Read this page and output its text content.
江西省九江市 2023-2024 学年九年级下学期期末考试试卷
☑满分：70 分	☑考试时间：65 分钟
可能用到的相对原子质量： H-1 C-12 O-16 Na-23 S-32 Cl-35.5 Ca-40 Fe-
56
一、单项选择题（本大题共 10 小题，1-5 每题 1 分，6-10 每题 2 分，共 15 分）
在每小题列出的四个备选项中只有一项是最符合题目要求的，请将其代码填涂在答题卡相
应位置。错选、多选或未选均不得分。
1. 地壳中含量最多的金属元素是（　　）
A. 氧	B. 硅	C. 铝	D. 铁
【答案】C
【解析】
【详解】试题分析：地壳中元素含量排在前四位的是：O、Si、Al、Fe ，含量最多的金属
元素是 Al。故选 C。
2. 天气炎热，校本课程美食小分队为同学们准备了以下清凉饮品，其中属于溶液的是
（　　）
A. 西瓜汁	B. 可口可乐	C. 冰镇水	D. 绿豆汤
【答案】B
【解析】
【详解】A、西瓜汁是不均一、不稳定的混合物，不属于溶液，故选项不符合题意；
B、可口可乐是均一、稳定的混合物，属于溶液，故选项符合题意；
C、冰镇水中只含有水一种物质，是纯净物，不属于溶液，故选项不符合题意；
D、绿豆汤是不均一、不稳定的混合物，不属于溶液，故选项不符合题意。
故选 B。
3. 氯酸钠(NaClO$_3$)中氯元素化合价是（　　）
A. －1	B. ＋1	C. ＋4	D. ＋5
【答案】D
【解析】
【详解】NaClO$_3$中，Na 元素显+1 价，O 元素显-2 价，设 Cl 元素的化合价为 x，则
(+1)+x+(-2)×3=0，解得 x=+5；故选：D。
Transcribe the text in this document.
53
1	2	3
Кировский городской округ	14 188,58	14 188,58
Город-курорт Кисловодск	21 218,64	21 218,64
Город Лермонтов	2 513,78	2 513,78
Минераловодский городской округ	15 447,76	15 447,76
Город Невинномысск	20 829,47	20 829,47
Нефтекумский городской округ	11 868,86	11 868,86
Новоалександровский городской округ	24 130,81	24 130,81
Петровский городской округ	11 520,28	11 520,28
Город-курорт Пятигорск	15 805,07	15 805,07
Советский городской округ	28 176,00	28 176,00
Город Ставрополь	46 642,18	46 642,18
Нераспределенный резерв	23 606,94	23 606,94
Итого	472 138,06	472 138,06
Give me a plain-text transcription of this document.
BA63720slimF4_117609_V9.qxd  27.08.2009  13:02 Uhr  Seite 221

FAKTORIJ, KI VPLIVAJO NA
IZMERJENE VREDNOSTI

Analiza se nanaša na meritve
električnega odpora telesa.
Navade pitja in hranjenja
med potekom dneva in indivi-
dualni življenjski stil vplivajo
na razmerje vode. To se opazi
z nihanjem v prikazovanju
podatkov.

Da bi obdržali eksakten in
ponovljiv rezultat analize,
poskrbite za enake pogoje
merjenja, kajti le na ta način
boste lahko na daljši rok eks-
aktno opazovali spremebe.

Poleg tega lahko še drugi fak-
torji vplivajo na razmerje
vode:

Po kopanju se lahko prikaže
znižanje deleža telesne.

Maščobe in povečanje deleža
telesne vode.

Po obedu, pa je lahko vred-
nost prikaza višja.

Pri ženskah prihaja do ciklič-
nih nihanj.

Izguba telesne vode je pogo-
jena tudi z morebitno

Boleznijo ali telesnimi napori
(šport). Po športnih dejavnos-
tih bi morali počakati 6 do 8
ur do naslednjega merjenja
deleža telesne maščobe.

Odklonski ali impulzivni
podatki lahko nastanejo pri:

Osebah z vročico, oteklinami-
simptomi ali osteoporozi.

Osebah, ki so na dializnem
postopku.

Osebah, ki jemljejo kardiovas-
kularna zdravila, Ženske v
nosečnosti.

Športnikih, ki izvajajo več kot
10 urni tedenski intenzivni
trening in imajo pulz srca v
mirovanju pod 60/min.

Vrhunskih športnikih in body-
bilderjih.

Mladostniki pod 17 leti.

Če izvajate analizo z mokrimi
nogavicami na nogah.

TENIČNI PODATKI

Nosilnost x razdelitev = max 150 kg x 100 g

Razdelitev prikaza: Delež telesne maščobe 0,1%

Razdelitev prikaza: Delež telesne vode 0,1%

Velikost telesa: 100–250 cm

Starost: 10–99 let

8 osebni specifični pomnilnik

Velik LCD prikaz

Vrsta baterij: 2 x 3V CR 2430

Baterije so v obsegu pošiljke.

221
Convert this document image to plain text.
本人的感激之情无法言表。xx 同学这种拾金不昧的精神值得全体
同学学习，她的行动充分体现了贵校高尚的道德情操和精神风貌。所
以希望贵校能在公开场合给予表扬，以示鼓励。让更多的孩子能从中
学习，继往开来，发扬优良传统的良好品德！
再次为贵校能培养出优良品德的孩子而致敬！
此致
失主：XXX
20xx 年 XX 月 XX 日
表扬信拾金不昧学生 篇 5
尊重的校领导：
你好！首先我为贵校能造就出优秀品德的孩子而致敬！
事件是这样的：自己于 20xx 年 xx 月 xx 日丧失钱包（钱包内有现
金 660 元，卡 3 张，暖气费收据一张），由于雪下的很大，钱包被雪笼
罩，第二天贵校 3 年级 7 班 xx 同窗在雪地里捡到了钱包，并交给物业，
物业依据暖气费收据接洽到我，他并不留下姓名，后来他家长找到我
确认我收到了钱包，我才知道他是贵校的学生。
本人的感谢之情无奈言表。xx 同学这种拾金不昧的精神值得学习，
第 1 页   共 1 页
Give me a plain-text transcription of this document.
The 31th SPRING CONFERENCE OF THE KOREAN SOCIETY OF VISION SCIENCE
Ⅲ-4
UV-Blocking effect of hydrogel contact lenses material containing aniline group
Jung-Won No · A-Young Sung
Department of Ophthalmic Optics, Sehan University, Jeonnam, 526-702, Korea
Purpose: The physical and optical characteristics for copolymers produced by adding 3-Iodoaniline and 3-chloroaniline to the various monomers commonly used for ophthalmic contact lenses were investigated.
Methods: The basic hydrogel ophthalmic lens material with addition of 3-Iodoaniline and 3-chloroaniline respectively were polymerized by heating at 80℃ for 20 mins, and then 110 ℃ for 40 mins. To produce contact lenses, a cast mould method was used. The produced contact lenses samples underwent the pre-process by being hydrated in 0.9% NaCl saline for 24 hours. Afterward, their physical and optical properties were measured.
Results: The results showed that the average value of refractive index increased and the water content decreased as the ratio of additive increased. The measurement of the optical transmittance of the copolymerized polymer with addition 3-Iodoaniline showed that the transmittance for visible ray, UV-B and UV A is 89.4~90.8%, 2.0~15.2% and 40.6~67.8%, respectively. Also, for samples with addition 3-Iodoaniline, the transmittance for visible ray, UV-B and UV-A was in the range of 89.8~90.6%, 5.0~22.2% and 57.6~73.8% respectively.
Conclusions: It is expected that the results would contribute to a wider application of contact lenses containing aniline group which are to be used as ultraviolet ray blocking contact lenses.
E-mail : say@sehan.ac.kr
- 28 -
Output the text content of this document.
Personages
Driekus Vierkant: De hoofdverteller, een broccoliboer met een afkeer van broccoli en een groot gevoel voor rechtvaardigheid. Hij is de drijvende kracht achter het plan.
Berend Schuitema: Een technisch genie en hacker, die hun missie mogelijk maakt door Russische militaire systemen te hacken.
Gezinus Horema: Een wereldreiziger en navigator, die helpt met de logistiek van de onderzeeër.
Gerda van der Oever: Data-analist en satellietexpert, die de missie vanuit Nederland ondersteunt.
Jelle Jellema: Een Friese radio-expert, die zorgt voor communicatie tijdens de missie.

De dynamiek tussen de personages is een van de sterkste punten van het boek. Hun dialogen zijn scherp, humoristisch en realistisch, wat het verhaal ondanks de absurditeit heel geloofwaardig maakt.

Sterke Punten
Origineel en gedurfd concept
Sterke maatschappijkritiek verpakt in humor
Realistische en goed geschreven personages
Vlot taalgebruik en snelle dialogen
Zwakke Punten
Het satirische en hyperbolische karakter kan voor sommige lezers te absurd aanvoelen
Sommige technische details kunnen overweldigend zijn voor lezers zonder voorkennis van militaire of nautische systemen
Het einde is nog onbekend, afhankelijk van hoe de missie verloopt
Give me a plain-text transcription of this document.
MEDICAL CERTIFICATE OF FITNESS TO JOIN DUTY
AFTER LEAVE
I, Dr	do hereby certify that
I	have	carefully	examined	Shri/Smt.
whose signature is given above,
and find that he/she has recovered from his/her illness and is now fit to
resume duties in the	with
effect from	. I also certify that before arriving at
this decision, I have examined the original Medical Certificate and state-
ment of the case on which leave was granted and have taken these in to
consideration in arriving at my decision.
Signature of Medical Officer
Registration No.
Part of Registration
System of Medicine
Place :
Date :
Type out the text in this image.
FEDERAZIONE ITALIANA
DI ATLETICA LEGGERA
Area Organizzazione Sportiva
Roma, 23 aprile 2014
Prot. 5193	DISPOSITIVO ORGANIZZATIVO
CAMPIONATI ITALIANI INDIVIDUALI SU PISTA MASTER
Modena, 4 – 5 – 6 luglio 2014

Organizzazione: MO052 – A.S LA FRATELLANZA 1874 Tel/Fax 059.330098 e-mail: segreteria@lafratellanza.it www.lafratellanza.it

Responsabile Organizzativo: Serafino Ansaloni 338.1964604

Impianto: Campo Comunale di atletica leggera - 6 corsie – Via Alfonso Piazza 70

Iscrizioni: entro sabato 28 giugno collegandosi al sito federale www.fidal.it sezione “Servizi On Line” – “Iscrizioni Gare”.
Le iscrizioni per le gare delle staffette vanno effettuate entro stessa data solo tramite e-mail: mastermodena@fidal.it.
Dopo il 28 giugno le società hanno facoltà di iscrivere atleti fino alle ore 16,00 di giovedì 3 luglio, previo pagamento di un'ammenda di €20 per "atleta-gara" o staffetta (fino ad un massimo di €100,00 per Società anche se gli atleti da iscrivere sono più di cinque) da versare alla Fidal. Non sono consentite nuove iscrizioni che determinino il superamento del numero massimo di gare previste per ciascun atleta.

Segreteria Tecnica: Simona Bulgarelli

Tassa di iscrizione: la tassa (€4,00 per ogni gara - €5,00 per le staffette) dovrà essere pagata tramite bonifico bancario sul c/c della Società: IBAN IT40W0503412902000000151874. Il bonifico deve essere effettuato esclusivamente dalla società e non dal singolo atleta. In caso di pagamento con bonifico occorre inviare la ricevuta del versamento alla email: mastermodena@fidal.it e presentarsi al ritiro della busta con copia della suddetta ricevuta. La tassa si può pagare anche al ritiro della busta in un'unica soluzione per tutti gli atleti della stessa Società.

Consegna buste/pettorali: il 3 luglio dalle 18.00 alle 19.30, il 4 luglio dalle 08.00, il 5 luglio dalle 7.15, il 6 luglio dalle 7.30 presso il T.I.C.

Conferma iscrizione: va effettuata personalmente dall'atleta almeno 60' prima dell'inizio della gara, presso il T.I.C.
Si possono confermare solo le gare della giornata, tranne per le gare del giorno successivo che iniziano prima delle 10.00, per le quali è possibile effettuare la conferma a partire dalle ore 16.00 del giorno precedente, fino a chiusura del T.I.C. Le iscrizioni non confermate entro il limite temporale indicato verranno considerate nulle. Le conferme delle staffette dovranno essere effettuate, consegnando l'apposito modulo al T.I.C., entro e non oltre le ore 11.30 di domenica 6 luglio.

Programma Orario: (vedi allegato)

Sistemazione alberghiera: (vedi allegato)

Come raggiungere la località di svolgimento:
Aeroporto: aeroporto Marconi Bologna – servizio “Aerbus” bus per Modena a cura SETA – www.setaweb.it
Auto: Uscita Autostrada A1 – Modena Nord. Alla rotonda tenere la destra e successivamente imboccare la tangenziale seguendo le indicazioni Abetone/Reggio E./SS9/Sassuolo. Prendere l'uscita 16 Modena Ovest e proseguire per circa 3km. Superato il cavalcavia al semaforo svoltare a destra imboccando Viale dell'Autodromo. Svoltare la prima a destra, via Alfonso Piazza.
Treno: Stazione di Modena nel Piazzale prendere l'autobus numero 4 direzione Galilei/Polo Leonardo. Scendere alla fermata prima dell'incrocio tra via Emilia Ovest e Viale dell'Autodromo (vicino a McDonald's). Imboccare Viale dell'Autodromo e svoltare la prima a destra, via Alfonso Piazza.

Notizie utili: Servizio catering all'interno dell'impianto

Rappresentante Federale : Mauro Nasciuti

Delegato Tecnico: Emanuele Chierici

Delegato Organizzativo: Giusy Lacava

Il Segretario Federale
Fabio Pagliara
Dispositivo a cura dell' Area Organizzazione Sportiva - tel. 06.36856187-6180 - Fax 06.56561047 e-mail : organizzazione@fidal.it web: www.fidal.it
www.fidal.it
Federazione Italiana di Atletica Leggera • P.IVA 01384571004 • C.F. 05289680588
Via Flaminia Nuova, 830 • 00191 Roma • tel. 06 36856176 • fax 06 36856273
★ ★ ★ ★ ★
=== Exercise prompt ===
Find each line that has the word "arriving", then copy it out.

=== Response to this task ===
effect from	. I also certify that before arriving at
consideration in arriving at my decision.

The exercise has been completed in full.